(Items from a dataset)
# # # #

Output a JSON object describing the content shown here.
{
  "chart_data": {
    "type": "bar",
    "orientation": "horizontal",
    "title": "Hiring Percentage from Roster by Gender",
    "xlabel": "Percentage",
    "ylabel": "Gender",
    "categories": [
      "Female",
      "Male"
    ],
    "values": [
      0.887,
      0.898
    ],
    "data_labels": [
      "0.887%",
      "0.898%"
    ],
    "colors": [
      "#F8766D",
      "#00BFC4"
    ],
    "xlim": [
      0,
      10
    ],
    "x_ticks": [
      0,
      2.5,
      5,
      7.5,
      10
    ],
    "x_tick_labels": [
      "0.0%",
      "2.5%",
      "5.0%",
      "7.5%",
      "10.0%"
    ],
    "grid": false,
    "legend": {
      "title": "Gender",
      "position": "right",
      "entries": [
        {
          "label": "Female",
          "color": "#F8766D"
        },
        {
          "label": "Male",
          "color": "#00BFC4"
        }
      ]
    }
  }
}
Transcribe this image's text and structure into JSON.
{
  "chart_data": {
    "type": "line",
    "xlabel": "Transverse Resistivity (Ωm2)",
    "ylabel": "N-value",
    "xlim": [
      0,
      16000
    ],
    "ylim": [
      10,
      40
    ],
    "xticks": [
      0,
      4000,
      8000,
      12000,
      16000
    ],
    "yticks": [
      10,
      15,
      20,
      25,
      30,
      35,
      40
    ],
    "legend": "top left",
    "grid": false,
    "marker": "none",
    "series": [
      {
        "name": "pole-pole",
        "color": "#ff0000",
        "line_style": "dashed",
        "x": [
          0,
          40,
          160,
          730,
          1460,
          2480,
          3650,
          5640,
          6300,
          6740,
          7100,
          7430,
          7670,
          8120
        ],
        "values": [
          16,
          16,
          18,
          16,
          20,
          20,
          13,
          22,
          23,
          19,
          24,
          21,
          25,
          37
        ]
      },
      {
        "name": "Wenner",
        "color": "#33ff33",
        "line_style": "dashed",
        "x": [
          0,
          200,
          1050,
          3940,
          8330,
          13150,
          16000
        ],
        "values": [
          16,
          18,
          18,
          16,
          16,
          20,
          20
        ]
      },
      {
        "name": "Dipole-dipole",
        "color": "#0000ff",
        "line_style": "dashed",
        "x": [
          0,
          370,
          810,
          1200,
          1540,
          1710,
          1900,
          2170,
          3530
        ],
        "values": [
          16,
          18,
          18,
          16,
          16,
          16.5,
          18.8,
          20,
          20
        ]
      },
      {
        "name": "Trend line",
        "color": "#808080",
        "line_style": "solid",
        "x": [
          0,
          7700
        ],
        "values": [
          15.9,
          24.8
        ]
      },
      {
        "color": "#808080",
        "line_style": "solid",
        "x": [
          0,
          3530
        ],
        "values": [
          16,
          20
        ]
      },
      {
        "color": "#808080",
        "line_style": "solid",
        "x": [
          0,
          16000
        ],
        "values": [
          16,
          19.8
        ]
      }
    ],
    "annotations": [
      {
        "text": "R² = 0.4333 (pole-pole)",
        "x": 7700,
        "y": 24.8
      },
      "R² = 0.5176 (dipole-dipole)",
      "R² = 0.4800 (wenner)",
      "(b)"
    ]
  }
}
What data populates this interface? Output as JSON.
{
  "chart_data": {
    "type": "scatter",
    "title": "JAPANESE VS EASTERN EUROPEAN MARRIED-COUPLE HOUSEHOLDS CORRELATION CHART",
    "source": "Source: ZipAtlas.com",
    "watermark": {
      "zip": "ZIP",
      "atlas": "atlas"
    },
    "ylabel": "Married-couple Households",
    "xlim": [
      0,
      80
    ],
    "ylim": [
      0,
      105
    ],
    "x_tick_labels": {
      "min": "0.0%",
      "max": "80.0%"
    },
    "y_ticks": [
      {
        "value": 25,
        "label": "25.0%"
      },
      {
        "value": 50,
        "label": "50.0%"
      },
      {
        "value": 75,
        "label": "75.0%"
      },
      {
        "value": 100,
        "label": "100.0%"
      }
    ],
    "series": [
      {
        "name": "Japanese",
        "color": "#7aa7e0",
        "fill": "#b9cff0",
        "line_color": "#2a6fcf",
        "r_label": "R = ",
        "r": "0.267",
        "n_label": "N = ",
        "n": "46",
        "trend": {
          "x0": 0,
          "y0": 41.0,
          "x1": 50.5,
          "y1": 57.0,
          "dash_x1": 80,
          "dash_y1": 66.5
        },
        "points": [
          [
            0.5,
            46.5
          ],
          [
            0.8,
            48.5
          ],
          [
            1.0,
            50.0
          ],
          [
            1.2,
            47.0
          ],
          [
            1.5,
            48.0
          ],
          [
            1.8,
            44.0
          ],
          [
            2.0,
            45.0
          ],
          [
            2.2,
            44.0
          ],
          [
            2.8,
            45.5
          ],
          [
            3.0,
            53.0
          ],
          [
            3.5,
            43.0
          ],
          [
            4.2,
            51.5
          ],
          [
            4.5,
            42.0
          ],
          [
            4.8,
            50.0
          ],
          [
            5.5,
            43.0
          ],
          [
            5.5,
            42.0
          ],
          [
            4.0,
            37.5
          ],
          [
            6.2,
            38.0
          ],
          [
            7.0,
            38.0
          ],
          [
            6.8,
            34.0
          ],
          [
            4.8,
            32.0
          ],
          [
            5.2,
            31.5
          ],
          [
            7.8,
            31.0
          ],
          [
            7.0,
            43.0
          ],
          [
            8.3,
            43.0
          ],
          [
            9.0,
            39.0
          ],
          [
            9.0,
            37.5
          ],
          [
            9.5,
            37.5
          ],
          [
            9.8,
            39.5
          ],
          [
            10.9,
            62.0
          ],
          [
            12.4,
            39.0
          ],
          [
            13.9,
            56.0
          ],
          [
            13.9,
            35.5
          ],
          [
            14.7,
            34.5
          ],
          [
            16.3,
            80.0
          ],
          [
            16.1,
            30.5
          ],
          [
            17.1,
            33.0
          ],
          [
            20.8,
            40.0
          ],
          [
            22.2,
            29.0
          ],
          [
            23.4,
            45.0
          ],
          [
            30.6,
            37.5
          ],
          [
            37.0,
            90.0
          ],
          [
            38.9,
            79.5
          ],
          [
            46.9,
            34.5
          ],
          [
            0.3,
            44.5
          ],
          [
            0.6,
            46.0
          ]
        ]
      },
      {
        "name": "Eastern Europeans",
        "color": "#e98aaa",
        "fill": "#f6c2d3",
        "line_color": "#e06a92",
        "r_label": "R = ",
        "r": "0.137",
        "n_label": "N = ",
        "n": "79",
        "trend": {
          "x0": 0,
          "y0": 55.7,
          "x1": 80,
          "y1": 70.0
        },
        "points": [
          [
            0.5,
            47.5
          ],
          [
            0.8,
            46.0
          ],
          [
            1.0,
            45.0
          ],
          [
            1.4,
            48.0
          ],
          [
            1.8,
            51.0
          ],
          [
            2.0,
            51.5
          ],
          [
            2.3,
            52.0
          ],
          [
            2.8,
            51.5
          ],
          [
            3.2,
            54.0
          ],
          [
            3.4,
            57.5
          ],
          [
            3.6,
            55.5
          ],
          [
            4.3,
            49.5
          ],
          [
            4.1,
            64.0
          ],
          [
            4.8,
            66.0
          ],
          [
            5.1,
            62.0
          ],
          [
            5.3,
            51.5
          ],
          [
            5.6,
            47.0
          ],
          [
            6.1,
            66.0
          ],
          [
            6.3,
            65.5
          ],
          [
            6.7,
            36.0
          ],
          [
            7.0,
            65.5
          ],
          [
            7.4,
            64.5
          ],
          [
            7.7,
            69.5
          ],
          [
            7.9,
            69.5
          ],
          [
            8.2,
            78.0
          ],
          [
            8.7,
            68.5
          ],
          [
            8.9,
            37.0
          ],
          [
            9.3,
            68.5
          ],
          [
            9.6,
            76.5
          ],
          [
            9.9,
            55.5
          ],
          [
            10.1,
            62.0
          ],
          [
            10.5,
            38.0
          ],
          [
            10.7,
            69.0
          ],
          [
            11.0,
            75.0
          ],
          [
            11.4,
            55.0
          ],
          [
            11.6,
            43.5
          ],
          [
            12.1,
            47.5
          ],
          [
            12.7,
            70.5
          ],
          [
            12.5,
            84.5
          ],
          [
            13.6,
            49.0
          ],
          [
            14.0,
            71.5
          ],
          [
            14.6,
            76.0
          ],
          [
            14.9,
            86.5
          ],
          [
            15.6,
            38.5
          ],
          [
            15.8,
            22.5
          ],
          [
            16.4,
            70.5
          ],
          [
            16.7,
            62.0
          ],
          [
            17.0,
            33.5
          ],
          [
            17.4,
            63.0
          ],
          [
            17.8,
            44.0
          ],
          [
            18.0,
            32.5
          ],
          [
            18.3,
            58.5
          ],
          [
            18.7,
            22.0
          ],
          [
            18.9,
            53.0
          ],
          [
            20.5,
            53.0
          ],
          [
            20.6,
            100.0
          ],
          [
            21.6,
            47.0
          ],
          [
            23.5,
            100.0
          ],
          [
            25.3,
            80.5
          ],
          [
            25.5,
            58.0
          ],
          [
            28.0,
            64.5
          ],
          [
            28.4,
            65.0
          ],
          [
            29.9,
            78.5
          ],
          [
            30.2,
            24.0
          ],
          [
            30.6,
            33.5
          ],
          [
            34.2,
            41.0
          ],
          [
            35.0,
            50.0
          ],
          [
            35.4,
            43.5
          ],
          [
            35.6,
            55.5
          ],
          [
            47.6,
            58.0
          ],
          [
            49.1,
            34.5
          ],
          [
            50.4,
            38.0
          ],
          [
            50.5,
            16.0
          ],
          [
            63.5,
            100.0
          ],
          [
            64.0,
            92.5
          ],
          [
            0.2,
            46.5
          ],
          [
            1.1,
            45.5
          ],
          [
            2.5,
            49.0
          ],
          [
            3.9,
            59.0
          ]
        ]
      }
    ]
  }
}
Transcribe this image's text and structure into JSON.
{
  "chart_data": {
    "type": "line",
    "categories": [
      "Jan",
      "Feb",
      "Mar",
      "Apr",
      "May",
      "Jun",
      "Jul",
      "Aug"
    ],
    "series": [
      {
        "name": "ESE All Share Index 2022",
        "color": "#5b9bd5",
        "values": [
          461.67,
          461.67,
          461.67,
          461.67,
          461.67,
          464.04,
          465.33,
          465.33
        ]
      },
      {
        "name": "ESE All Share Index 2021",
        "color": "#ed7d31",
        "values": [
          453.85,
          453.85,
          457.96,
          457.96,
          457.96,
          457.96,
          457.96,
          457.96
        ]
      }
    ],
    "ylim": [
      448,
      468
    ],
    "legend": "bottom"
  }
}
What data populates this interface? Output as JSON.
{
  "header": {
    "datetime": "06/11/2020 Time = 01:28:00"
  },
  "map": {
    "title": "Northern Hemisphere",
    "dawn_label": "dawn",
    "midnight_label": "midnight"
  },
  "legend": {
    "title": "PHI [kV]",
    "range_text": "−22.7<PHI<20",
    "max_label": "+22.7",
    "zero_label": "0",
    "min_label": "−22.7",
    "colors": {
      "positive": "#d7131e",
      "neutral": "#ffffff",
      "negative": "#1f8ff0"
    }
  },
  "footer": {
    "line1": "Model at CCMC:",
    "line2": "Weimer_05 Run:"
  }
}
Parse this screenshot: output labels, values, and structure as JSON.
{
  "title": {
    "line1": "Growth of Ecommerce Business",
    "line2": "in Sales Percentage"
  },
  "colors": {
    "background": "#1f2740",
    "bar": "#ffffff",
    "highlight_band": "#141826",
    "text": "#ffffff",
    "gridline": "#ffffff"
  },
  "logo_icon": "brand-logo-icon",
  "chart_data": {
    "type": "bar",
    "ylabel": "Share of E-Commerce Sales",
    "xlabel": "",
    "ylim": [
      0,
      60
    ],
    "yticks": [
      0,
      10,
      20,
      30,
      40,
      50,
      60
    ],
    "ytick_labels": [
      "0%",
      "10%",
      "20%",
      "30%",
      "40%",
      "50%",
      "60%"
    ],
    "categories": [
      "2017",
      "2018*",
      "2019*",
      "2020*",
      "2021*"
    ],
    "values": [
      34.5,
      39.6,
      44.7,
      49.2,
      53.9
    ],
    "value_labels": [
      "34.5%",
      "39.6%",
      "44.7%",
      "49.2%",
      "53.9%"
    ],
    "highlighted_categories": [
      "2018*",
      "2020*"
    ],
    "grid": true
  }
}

# # # #

▸ Task prompt
Single out each line of the records above with the string "Percentage" in it, and copy it.

▸ Reply to the task
    "title": "Hiring Percentage from Roster by Gender",
    "xlabel": "Percentage",
    "line2": "in Sales Percentage"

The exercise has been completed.